-- What to work on --
Show all lines that include the string "đang"; copy each one.
((
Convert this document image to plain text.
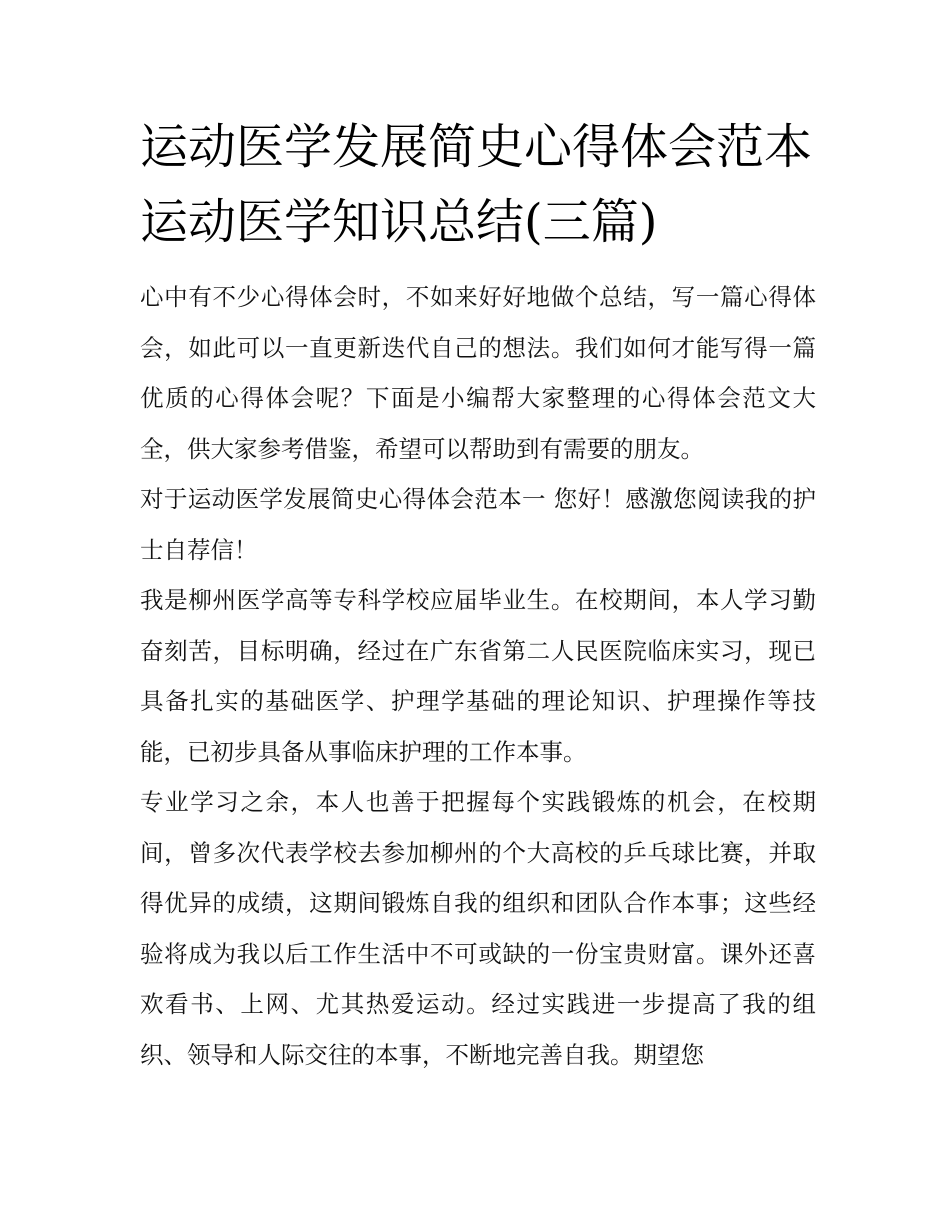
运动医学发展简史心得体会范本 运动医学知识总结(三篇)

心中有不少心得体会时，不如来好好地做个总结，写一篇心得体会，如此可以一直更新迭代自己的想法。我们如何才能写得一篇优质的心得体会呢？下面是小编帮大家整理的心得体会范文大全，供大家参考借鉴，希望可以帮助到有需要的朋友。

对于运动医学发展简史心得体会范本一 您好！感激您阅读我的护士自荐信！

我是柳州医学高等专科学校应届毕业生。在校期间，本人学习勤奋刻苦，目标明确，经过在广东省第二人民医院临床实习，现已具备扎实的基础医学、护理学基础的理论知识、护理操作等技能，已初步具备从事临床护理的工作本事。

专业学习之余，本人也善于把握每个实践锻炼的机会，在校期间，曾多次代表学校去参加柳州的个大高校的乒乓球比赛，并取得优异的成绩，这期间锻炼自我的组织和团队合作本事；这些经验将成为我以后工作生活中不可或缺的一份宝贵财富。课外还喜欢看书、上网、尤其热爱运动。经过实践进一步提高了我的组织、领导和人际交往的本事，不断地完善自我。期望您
))
((
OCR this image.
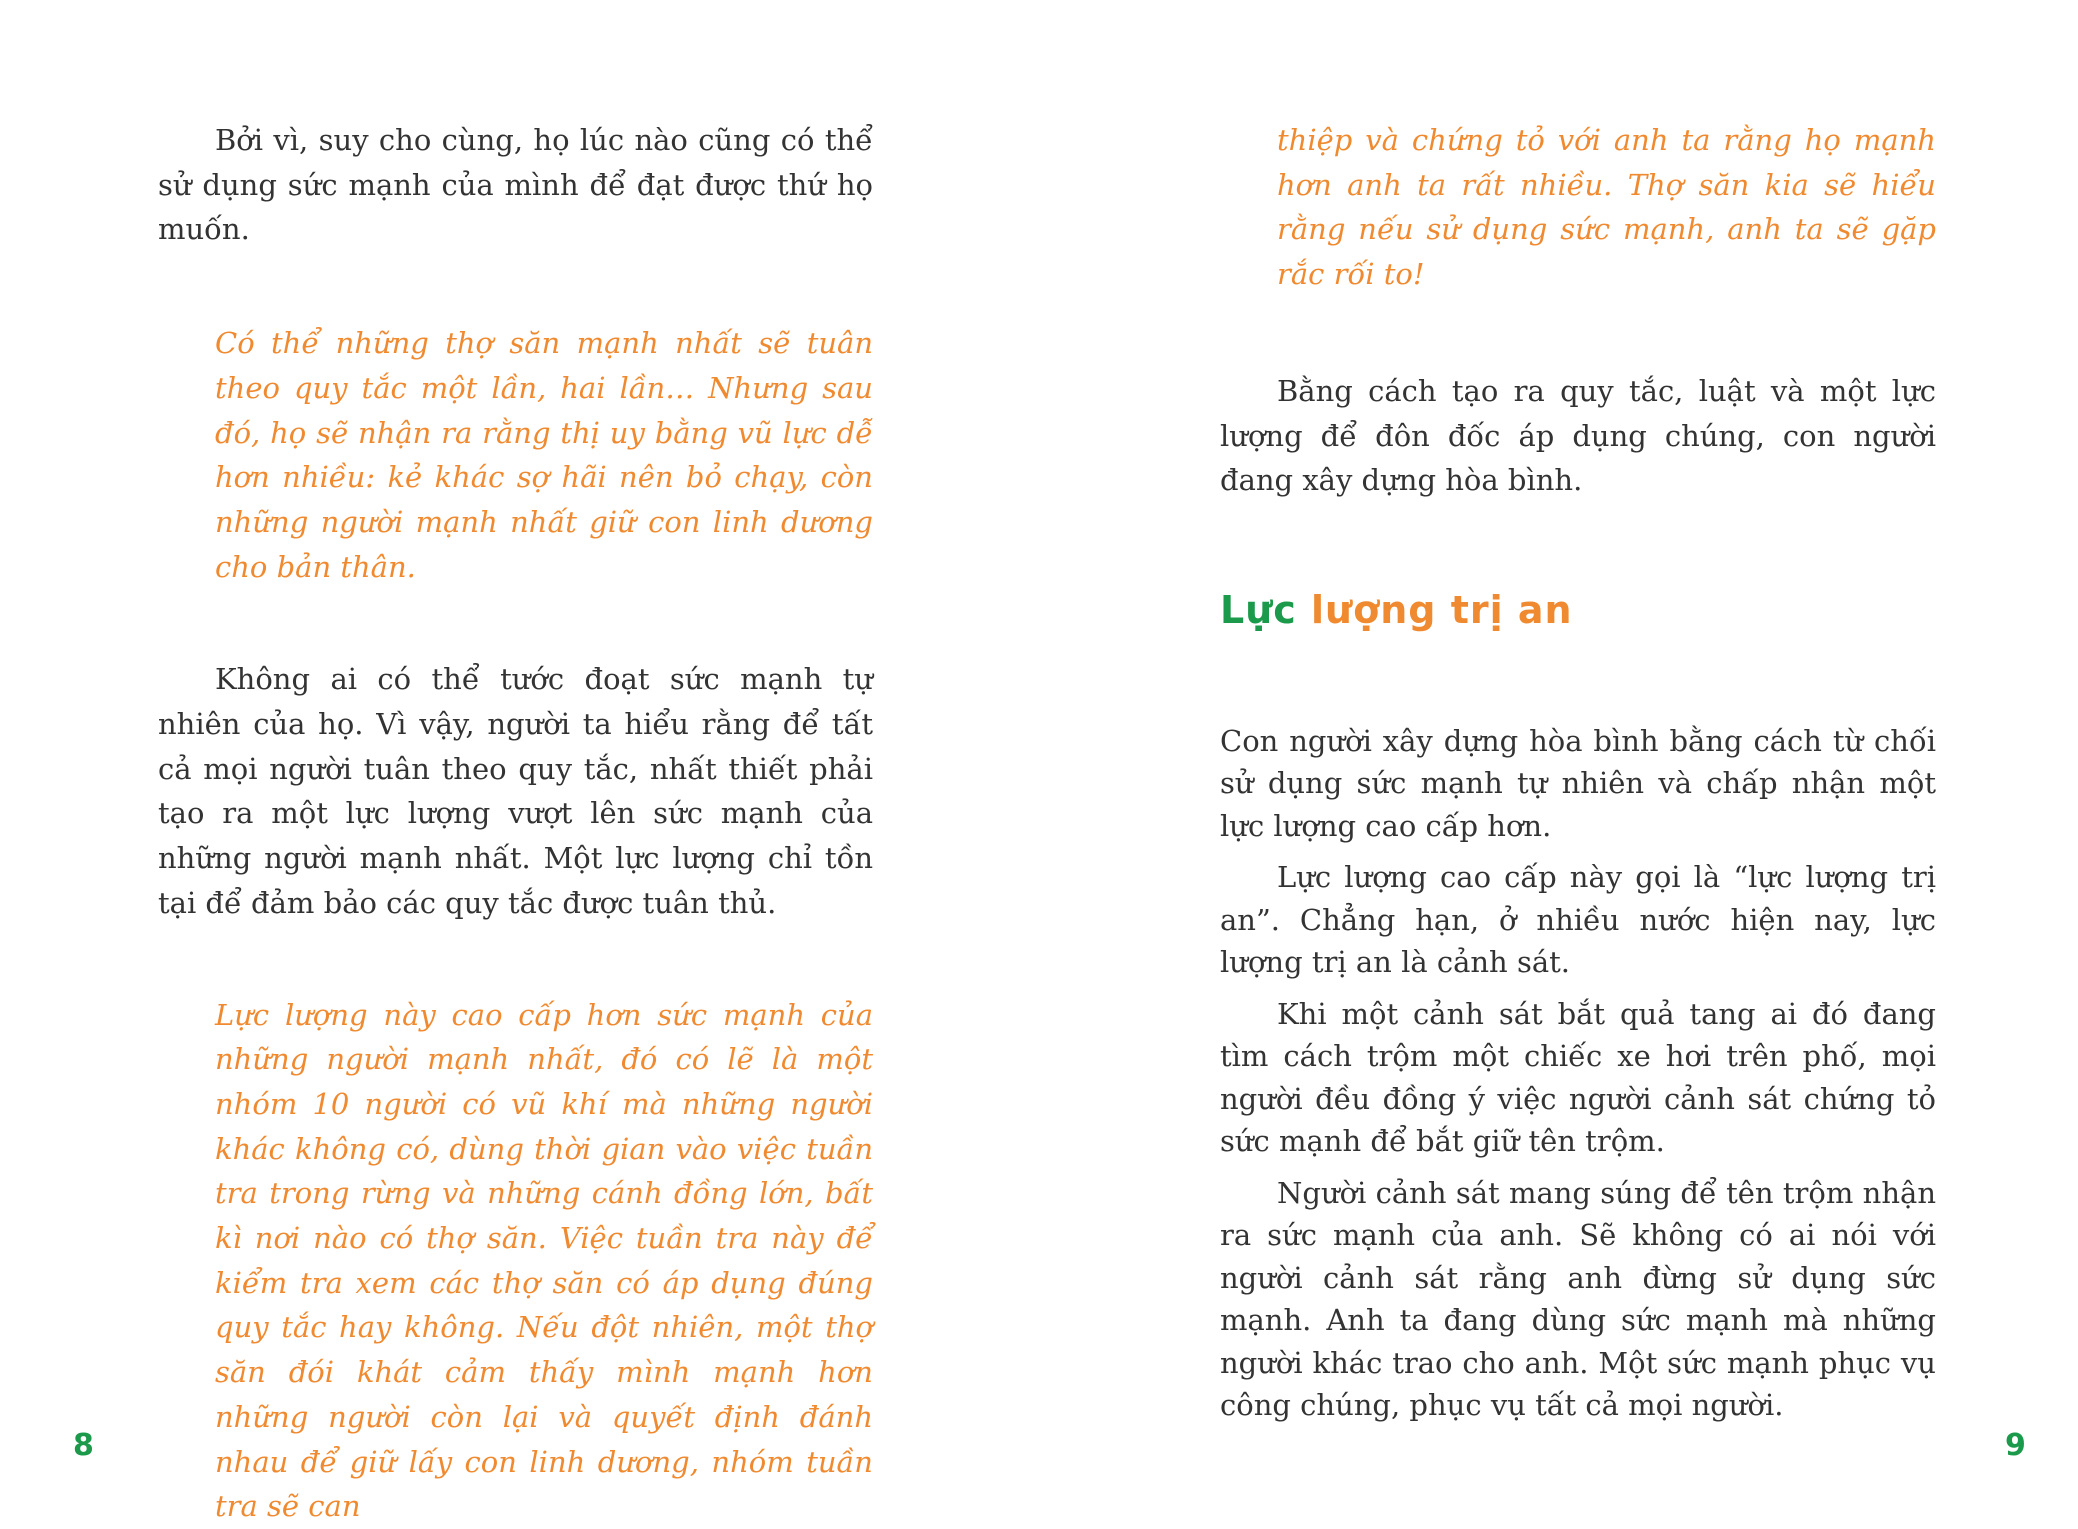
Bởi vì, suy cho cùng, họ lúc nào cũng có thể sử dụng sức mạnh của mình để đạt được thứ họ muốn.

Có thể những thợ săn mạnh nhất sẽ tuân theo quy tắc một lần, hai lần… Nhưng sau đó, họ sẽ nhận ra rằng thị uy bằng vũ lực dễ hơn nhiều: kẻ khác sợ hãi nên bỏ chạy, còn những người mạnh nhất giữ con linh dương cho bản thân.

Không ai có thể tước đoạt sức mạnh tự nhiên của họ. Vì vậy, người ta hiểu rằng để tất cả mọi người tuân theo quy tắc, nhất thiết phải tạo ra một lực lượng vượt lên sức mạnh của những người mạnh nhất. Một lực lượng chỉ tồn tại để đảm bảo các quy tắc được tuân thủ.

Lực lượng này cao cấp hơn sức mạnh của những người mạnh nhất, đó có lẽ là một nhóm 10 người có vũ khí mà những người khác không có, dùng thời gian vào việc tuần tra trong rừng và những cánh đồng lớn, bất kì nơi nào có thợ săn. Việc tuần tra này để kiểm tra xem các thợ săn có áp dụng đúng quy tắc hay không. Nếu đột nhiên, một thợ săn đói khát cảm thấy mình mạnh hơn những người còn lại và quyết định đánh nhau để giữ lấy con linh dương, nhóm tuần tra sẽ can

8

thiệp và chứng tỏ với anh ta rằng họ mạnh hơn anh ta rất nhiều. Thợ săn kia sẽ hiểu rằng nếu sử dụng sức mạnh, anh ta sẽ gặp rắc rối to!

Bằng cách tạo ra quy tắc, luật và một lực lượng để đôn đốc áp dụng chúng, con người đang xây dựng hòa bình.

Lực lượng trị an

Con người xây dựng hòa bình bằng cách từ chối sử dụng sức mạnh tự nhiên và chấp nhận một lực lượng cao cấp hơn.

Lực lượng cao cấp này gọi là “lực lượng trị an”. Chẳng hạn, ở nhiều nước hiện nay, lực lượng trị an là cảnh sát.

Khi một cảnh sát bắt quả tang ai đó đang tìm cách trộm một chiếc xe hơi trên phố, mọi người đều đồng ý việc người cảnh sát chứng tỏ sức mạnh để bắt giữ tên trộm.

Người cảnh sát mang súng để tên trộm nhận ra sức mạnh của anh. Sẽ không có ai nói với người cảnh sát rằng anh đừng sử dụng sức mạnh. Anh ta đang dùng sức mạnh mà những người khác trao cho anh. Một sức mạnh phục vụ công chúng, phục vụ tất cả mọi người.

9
))
-- Written solution --
Bằng cách tạo ra quy tắc, luật và một lực lượng để đôn đốc áp dụng chúng, con người đang xây dựng hòa bình.
Khi một cảnh sát bắt quả tang ai đó đang tìm cách trộm một chiếc xe hơi trên phố, mọi người đều đồng ý việc người cảnh sát chứng tỏ sức mạnh để bắt giữ tên trộm.
Người cảnh sát mang súng để tên trộm nhận ra sức mạnh của anh. Sẽ không có ai nói với người cảnh sát rằng anh đừng sử dụng sức mạnh. Anh ta đang dùng sức mạnh mà những người khác trao cho anh. Một sức mạnh phục vụ công chúng, phục vụ tất cả mọi người.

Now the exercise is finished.